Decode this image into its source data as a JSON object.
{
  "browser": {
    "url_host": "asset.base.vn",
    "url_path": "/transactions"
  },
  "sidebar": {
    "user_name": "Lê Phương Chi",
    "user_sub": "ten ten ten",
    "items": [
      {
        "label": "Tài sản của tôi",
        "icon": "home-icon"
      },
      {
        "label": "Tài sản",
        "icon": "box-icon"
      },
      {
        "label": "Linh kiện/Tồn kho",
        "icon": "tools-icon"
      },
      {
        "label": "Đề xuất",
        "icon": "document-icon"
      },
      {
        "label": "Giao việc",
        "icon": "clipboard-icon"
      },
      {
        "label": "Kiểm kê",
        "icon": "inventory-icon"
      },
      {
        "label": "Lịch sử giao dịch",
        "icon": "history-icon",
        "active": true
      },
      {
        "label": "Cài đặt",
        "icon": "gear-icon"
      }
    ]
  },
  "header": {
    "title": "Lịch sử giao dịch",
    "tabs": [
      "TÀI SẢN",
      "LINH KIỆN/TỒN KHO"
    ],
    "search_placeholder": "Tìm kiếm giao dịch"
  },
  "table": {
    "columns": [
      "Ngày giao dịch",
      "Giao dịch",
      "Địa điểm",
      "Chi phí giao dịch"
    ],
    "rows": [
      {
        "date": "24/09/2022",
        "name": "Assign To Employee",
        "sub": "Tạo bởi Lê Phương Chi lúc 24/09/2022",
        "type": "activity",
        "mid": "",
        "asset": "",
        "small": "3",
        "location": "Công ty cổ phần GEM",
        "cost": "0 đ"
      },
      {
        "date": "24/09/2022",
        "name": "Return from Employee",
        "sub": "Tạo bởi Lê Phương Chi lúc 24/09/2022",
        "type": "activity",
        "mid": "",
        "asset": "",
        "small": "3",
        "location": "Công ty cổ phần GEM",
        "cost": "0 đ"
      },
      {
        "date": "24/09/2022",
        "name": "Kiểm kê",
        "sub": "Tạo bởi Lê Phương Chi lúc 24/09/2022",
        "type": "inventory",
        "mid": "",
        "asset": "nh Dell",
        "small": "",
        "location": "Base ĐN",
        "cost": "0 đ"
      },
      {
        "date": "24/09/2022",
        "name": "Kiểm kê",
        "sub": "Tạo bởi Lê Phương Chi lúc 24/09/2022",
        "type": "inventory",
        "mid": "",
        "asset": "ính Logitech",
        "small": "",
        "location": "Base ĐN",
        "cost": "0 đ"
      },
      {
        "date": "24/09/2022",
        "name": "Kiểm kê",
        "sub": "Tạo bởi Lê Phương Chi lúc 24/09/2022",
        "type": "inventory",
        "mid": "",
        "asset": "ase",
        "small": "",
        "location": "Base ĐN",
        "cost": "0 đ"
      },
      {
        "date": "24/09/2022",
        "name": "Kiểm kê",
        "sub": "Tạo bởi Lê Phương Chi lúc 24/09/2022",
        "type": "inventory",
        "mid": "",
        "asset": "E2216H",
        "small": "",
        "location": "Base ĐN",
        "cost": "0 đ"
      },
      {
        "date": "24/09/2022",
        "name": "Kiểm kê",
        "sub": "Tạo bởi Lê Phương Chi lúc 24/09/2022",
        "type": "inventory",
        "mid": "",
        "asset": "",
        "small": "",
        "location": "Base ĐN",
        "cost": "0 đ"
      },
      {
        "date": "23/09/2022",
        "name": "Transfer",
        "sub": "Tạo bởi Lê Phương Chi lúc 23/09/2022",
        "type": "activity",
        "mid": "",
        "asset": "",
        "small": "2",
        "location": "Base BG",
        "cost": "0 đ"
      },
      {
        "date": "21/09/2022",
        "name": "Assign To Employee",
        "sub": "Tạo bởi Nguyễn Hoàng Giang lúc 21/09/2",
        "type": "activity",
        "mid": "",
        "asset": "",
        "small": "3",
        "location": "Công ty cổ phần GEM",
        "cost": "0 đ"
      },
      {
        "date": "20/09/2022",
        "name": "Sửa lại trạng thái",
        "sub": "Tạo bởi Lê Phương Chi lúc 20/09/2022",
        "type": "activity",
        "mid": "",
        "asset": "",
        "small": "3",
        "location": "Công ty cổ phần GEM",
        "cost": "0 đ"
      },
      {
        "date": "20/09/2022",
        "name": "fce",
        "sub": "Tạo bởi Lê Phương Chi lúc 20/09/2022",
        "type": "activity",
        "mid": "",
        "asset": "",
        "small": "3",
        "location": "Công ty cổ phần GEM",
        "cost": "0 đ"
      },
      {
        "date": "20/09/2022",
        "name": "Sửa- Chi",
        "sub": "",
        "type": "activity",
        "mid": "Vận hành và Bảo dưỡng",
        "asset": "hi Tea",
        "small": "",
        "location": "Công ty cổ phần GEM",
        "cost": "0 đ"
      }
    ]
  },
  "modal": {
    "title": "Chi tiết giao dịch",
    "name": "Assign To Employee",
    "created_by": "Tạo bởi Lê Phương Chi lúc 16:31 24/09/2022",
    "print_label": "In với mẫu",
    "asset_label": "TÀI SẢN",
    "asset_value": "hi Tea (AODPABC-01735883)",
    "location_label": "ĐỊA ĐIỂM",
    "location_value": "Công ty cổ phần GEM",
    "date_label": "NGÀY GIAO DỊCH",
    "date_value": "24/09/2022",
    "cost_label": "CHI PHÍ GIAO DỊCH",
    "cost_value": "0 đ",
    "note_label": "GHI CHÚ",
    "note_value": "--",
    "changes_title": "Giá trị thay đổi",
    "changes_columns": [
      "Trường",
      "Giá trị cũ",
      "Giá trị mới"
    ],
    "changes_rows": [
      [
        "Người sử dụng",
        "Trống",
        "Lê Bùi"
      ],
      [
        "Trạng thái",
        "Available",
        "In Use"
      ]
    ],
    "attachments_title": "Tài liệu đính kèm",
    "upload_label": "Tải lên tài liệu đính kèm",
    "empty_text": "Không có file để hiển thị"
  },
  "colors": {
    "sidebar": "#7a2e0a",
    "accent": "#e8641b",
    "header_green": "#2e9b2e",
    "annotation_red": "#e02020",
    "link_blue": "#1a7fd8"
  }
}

# # # # # # #

**TASK BRIEF**
Which lines above contain the word "icon"? Copy each of them.

**TASK ANSWER**
        "icon": "home-icon"
        "icon": "box-icon"
        "icon": "tools-icon"
        "icon": "document-icon"
        "icon": "clipboard-icon"
        "icon": "inventory-icon"
        "icon": "history-icon",
        "icon": "gear-icon"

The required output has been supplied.